Requirements: All of the records listed below should be retyped exactly.

[Stored data]
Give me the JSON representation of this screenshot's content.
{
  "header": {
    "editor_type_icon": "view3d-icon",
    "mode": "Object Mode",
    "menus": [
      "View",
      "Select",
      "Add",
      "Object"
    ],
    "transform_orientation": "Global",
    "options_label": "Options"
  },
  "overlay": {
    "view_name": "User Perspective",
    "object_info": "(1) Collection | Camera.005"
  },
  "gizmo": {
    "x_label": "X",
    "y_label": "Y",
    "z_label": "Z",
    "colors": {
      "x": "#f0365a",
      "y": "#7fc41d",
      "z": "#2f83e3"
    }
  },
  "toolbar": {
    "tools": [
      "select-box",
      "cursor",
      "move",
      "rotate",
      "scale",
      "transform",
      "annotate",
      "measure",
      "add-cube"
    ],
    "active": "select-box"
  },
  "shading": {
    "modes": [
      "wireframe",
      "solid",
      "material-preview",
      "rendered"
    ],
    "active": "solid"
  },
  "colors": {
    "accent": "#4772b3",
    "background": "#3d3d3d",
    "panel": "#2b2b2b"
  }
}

Task response:
Give me the JSON representation of this screenshot's content.
{
  "header": {
    "editor_type_icon": "view3d-icon",
    "mode": "Object Mode",
    "menus": [
      "View",
      "Select",
      "Add",
      "Object"
    ],
    "transform_orientation": "Global",
    "options_label": "Options"
  },
  "overlay": {
    "view_name": "User Perspective",
    "object_info": "(1) Collection | Camera.005"
  },
  "gizmo": {
    "x_label": "X",
    "y_label": "Y",
    "z_label": "Z",
    "colors": {
      "x": "#f0365a",
      "y": "#7fc41d",
      "z": "#2f83e3"
    }
  },
  "toolbar": {
    "tools": [
      "select-box",
      "cursor",
      "move",
      "rotate",
      "scale",
      "transform",
      "annotate",
      "measure",
      "add-cube"
    ],
    "active": "select-box"
  },
  "shading": {
    "modes": [
      "wireframe",
      "solid",
      "material-preview",
      "rendered"
    ],
    "active": "solid"
  },
  "colors": {
    "accent": "#4772b3",
    "background": "#3d3d3d",
    "panel": "#2b2b2b"
  }
}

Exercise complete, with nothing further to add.